**PASSAGE PROVIDED**.
┌──

- Maple Grove Township Maple Grove Township
- Coordinates: 44°22′34″N 86°0′22″W﻿ / ﻿44.37611°N 86.00611°W
- Country: United States
- State: Michigan
- County: Manistee

Area
- • Total: 35.8 sq mi (93 km^{2})
- • Land: 35.6 sq mi (92 km^{2})
- • Water: 0.2 sq mi (0.52 km^{2})
- Elevation: 748 ft (228 m)

Population (2020)
- • Total: 1,342
- • Density: 37.5/sq mi (14.5/km^{2})
- Time zone: UTC-5 (Eastern (EST))
- • Summer (DST): UTC-4 (EDT)
- ZIP Codes: 49645 (Kaleva) 49614 (Bear Lake)
- FIPS code: 26-101-51000
- GNIS feature ID: 1626675
- Website: www.maplegrovetwpmanistee.gov

= Maple Grove Township, Manistee County, Michigan =

Maple Grove Township is a civil township of Manistee County in the U.S. state of Michigan. The population was 1,342 at the 2020 census. The township is home to the village of Kaleva.

==Geography==
According to the United States Census Bureau, the township has a total area of 35.8 sqmi, of which 0.2 sqmi, or 0.56%, are water. Bear Creek, a tributary of the Manistee River, crosses the west side of the township from north to south. The village of Kaleva is near the center of the township.

==Demographics==
As of the census of 2000, there were 1,285 people, 520 households, and 348 families residing in the township. The population density was 36.0 PD/sqmi. There were 771 housing units at an average density of 21.6 /sqmi. The racial makeup of the township was 96.58% White, 0.16% African American, 1.40% Native American, 0.93% from other races, and 0.93% from two or more races. Hispanic or Latino of any race were 3.27% of the population.

There were 520 households, out of which 28.8% had children under the age of 18 living with them, 54.0% were married couples living together, 8.8% had a female householder with no husband present, and 32.9% were non-families. 27.1% of all households were made up of individuals, and 10.6% had someone living alone who was 65 years of age or older. The average household size was 2.47 and the average family size was 2.99.

In the township the population was spread out, with 25.5% under the age of 18, 7.2% from 18 to 24, 26.1% from 25 to 44, 26.2% from 45 to 64, and 14.9% who were 65 years of age or older. The median age was 39 years. For every 100 females, there were 103.6 males. For every 100 females age 18 and over, there were 105.4 males.

The median income for a household in the township was $32,011, and the median income for a family was $37,333. Males had a median income of $27,813 versus $18,289 for females. The per capita income for the township was $14,652. About 12.1% of families and 14.8% of the population were below the poverty line, including 16.6% of those under age 18 and 11.0% of those age 65 or over.

└──

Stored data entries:
┌──

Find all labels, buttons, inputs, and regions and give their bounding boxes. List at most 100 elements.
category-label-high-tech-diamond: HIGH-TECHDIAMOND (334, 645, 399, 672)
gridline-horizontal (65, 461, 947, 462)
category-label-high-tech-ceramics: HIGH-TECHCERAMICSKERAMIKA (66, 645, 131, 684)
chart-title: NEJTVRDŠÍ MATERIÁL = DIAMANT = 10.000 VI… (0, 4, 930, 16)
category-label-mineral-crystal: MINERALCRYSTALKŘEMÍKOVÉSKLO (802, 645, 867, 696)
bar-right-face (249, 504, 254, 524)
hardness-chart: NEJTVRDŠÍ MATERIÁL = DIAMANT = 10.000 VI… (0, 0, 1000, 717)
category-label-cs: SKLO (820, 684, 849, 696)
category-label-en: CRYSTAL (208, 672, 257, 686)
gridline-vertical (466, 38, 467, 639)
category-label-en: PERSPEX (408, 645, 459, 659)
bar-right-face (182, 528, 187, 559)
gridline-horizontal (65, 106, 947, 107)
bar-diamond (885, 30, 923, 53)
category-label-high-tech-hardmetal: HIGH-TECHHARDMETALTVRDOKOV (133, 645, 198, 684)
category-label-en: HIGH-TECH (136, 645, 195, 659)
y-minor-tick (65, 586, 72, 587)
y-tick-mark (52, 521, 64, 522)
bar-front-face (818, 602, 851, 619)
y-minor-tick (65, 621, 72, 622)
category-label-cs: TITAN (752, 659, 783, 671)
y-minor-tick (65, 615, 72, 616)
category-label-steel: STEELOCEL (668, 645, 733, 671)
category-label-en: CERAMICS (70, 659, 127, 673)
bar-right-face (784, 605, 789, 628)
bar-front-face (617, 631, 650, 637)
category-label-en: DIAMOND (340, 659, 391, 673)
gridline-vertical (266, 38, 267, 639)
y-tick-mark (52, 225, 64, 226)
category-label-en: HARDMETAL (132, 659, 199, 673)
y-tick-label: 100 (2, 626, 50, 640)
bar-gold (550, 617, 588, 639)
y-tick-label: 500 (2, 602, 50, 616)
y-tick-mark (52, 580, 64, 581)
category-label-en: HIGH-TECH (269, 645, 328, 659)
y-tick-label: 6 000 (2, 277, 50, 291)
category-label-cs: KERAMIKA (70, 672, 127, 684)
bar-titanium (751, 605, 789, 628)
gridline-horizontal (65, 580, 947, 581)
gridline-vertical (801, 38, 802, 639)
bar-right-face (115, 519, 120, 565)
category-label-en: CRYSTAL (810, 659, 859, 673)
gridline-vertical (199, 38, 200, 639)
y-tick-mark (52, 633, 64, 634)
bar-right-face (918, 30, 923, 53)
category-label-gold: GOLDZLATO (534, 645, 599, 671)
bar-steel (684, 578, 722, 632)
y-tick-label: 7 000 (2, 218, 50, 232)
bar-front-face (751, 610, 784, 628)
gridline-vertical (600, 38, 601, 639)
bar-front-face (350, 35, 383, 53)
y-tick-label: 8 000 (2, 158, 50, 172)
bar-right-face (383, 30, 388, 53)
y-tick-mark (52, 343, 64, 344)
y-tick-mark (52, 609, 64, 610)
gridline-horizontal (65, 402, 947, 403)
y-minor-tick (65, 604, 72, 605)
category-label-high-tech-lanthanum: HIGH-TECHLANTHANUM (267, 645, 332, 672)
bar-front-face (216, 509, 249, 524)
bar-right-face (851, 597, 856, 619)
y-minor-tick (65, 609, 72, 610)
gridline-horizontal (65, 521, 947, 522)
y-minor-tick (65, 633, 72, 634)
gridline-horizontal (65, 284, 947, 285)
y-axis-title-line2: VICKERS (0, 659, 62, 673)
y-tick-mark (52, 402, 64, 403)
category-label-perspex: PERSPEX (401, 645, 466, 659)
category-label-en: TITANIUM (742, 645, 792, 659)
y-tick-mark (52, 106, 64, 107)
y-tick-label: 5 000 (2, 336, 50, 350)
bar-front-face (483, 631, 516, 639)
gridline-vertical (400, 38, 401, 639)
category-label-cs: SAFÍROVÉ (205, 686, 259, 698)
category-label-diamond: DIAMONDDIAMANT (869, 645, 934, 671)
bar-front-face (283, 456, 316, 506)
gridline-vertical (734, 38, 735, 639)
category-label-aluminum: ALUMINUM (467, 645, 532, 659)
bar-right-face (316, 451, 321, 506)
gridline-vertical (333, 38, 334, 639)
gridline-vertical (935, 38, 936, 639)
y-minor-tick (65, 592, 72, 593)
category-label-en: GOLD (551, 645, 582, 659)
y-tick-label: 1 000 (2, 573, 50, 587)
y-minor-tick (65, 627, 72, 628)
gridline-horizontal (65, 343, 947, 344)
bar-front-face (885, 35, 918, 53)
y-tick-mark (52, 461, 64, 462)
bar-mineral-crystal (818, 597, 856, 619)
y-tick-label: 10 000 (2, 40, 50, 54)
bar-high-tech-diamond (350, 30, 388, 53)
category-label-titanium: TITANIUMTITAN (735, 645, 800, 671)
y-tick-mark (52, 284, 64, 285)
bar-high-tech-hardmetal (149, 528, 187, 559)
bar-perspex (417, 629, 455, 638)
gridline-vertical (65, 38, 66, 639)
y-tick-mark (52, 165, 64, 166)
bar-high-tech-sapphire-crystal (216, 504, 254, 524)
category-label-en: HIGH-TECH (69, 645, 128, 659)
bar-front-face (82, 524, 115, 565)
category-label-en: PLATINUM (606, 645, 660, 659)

└──

**PROBLEM SET**.
1) Answer these questions from the township article:
(a) What tributary of the Manistee River crosses the west side of the township?
(b) What was the township's population at the 2020 census?
(c) What was the median age in the township according to the 2000 census?
2) Reproduce word for word the stretch of the township article from "There were 520" through "were 105.4 males.".
The listing is separate from the township article.

**REPLIES**.
1)
(a) Bear Creek
(b) 1,342
(c) 39 years

2)
There were 520 households, out of which 28.8% had children under the age of 18 living with them, 54.0% were married couples living together, 8.8% had a female householder with no husband present, and 32.9% were non-families. 27.1% of all households were made up of individuals, and 10.6% had someone living alone who was 65 years of age or older. The average household size was 2.47 and the average family size was 2.99.

In the township the population was spread out, with 25.5% under the age of 18, 7.2% from 18 to 24, 26.1% from 25 to 44, 26.2% from 45 to 64, and 14.9% who were 65 years of age or older. The median age was 39 years. For every 100 females, there were 103.6 males. For every 100 females age 18 and over, there were 105.4 males.